## Requests
1. Rewrite the paragraph of the Data Connectors page that begins "Data connectors that read files" as a short bulleted list, keeping its main facts.
2. Retype a passage of the Data Connectors page word for word. Begin at the words "Skip to main" and stop after "and data replication.".
3. Answer these questions using the Data Connectors page:
(a) Which field in a dataset definition is used to configure each connector?
(b) When connecting to a directory, which parameter sets the file format?
(c) When connecting to a specific file, how is its format determined?

## Supplied text
════════════════════

Skip to main content
Version: Latest (v1.11)

Data Connectors

Data Connectors provide connections to databases, data warehouses, and data lakes for federated SQL queries and data replication.

Each connector is configured using the from field in a dataset definition. For example:

datasets:
- from: postgres:public.orders # Database connector
name: orders
params:
pg_host: localhost
pg_db: mydb
pg_user: reader
pg_pass: ${secrets:PG_PASS}

- from: s3://my-bucket/events/ # Object storage connector
name: events
params:
file_format: parquet
s3_auth: iam_role

Supported Data Connectors include:

NameDescriptionStatusProtocol/Format
postgresPostgreSQL, Amazon RedshiftStablePostgreSQL-wire
mysqlMySQLStable
s3S3StableParquet, CSV, JSON
fileFileStableParquet, CSV, JSON
duckdbDuckDBStableEmbedded
dremioDremioStableArrow Flight
spice.aiSpice.ai OSS & CloudStableArrow Flight
databricks (mode: delta_lake)DatabricksStableS3/Delta Lake
delta_lakeDelta LakeStableDelta Lake
githubGitHubStableGitHub API
graphqlGraphQLRelease CandidateJSON
dynamodbDynamoDBRelease Candidate
databricks (mode: spark_connect)DatabricksBetaSpark Connect
flightsqlFlightSQLBetaArrow Flight SQL
mssqlMicrosoft SQL ServerBetaTabular Data Stream (TDS)
odbcODBCBetaODBC
snowflakeSnowflakeBetaArrow
sparkSparkBetaSpark Connect
icebergApache IcebergBetaParquet
abfsAzure BlobFSAlphaParquet, CSV, JSON
ftp, sftpFTP/SFTPAlphaParquet, CSV, JSON
smbSMBAlphaParquet, CSV, JSON
nfsNFSAlphaParquet, CSV, JSON
glueGlueAlphaIceberg, Parquet, CSV
http, httpsHTTP(s)AlphaParquet, CSV, JSON
imapIMAPAlphaIMAP Emails
localpodLocal dataset replicationAlpha
oracleOracleAlphaOracle ODPI-C
sharepointMicrosoft SharePointAlphaUnstructured UTF-8 documents
clickhouseClickhouseAlpha
debeziumDebezium CDCAlphaKafka + JSON
kafkaKafkaAlphaKafka + JSON
mongodbMongoDBAlpha
scylladbScyllaDBAlphaCQL, Alternator (DynamoDB)
elasticsearchElasticSearchRoadmap

File Formats

Data connectors that read files from object stores (S3, Azure Blob, GCS) or network-attached storage (FTP, SFTP, SMB, NFS) support a variety of file formats. These connectors work with both structured data formats (Parquet, CSV) and document formats (Markdown, PDF).

Specifying File Format

When connecting to a directory, specify the file format using params.file_format:

datasets:
- from: s3://bucket/data/sales/
name: sales
params:
file_format: parquet

When connecting to a specific file, the format is inferred from the file extension:

datasets:
- from: sftp://files.example.com/reports/quarterly.parquet
name: quarterly_report

Supported Formats

NameParameterStatusDescription
Apache Parquetfile_format: parquetStableColumnar format optimized for analytics
CSVfile_format: csvStableComma-separated values
JSONfile_format: jsonStableJavaScript Object Notation
Delta Lakefile_format: deltaStableOpen table format with ACID transactions. Object stores only.

════════════════════

## Collected material
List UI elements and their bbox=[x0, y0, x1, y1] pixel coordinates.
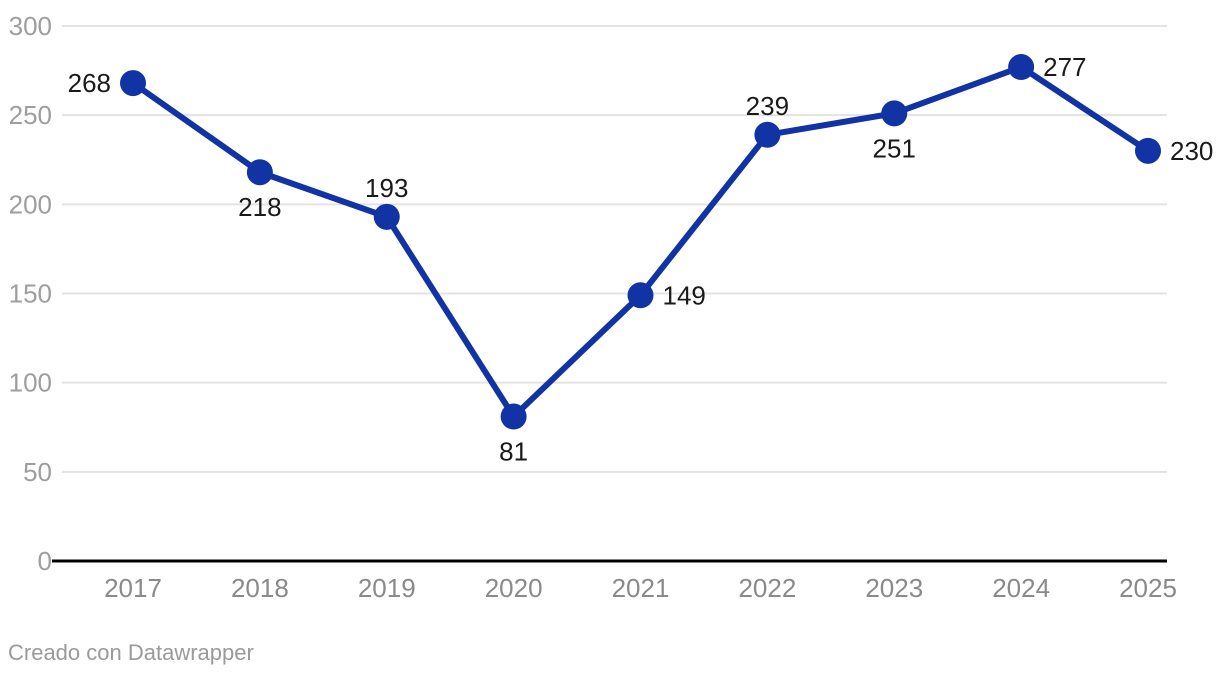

════════════════════

## Responses
1.
- Connectors that read files from object stores (S3, Azure Blob, GCS) or network-attached storage (FTP, SFTP, SMB, NFS) support many file formats.
- They handle structured data formats (Parquet, CSV).
- They also handle document formats (Markdown, PDF).

2.
Skip to main content
Version: Latest (v1.11)

Data Connectors

Data Connectors provide connections to databases, data warehouses, and data lakes for federated SQL queries and data replication.

3.
(a) The from field.
(b) params.file_format.
(c) It is inferred from the file extension.